Instruction: Look for the string "JSON" in the lines and copy each line that has it.

Figure contents as structured data:
________________

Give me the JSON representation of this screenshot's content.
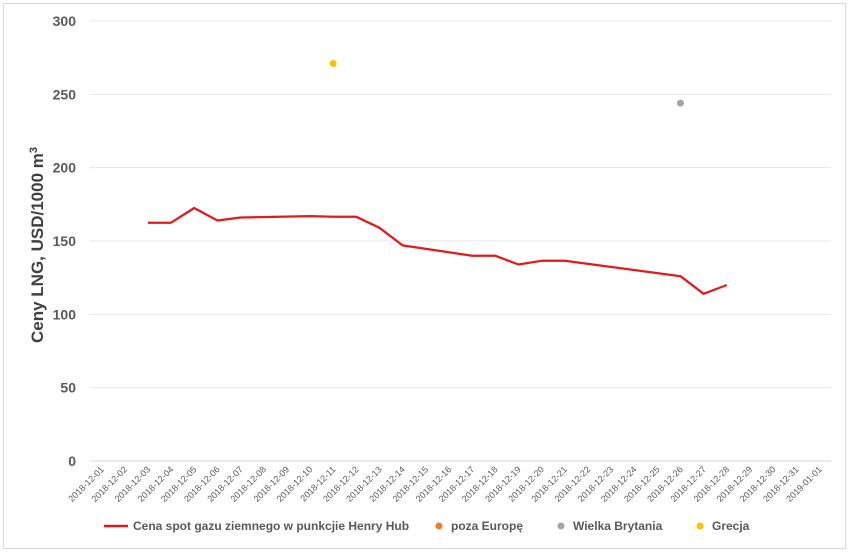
{
  "chart_data": {
    "type": "line",
    "ylabel": "Ceny LNG, USD/1000 m",
    "ylabel_sup": "3",
    "ylim": [
      0,
      300
    ],
    "yticks": [
      "0",
      "50",
      "100",
      "150",
      "200",
      "250",
      "300"
    ],
    "grid": "horizontal",
    "legend_position": "bottom",
    "x": [
      "2018-12-01",
      "2018-12-02",
      "2018-12-03",
      "2018-12-04",
      "2018-12-05",
      "2018-12-06",
      "2018-12-07",
      "2018-12-08",
      "2018-12-09",
      "2018-12-10",
      "2018-12-11",
      "2018-12-12",
      "2018-12-13",
      "2018-12-14",
      "2018-12-15",
      "2018-12-16",
      "2018-12-17",
      "2018-12-18",
      "2018-12-19",
      "2018-12-20",
      "2018-12-21",
      "2018-12-22",
      "2018-12-23",
      "2018-12-24",
      "2018-12-25",
      "2018-12-26",
      "2018-12-27",
      "2018-12-28",
      "2018-12-29",
      "2018-12-30",
      "2018-12-31",
      "2019-01-01"
    ],
    "series": [
      {
        "name": "Cena spot gazu ziemnego w punkcjie Henry Hub",
        "kind": "line",
        "color": "#e31a1c",
        "points": [
          [
            "2018-12-03",
            162.5
          ],
          [
            "2018-12-04",
            162.5
          ],
          [
            "2018-12-05",
            172.5
          ],
          [
            "2018-12-06",
            164
          ],
          [
            "2018-12-07",
            166
          ],
          [
            "2018-12-10",
            167
          ],
          [
            "2018-12-11",
            166.5
          ],
          [
            "2018-12-12",
            166.5
          ],
          [
            "2018-12-13",
            159
          ],
          [
            "2018-12-14",
            147
          ],
          [
            "2018-12-17",
            140
          ],
          [
            "2018-12-18",
            140
          ],
          [
            "2018-12-19",
            134
          ],
          [
            "2018-12-20",
            136.5
          ],
          [
            "2018-12-21",
            136.5
          ],
          [
            "2018-12-26",
            126
          ],
          [
            "2018-12-27",
            114
          ],
          [
            "2018-12-28",
            120
          ]
        ]
      },
      {
        "name": "poza Europę",
        "kind": "scatter",
        "color": "#ed7d31",
        "points": []
      },
      {
        "name": "Wielka Brytania",
        "kind": "scatter",
        "color": "#a5a5a5",
        "points": [
          [
            "2018-12-26",
            244
          ]
        ]
      },
      {
        "name": "Grecja",
        "kind": "scatter",
        "color": "#ffc000",
        "points": [
          [
            "2018-12-11",
            271
          ]
        ]
      }
    ]
  }
}
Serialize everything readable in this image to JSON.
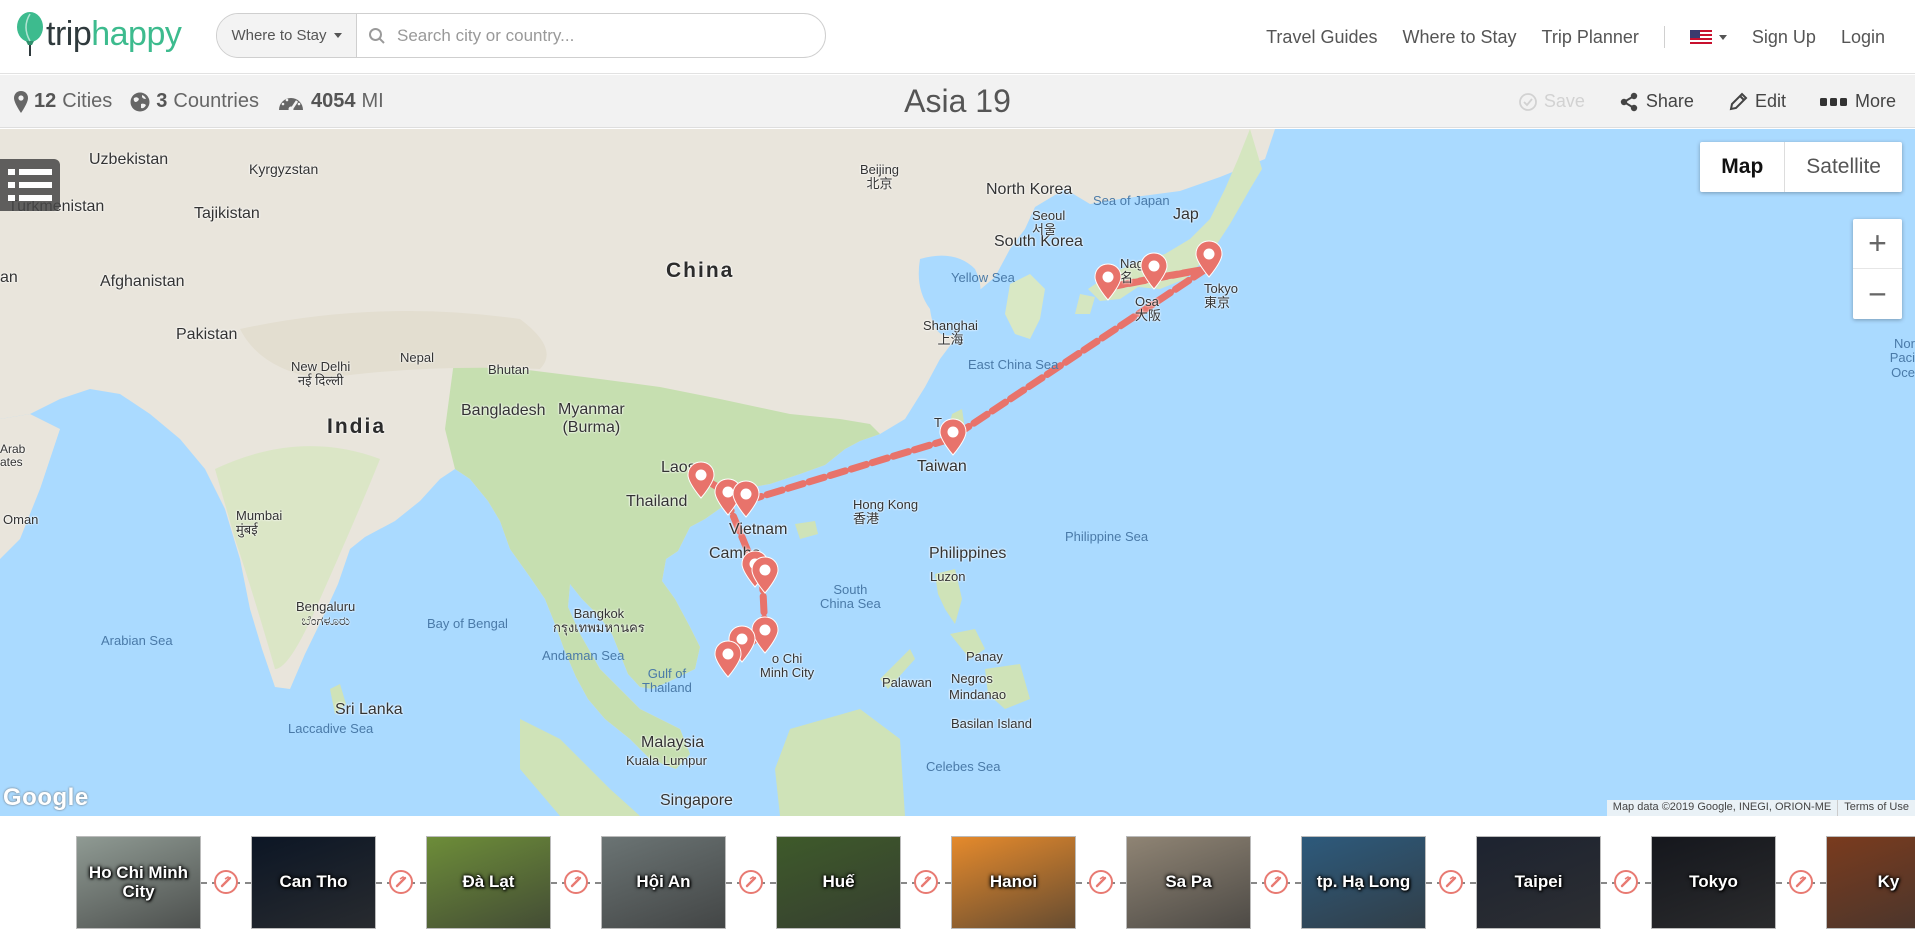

________________

Exercise answer:
Give me the JSON representation of this screenshot's content.
Serialize everything readable in this image to JSON.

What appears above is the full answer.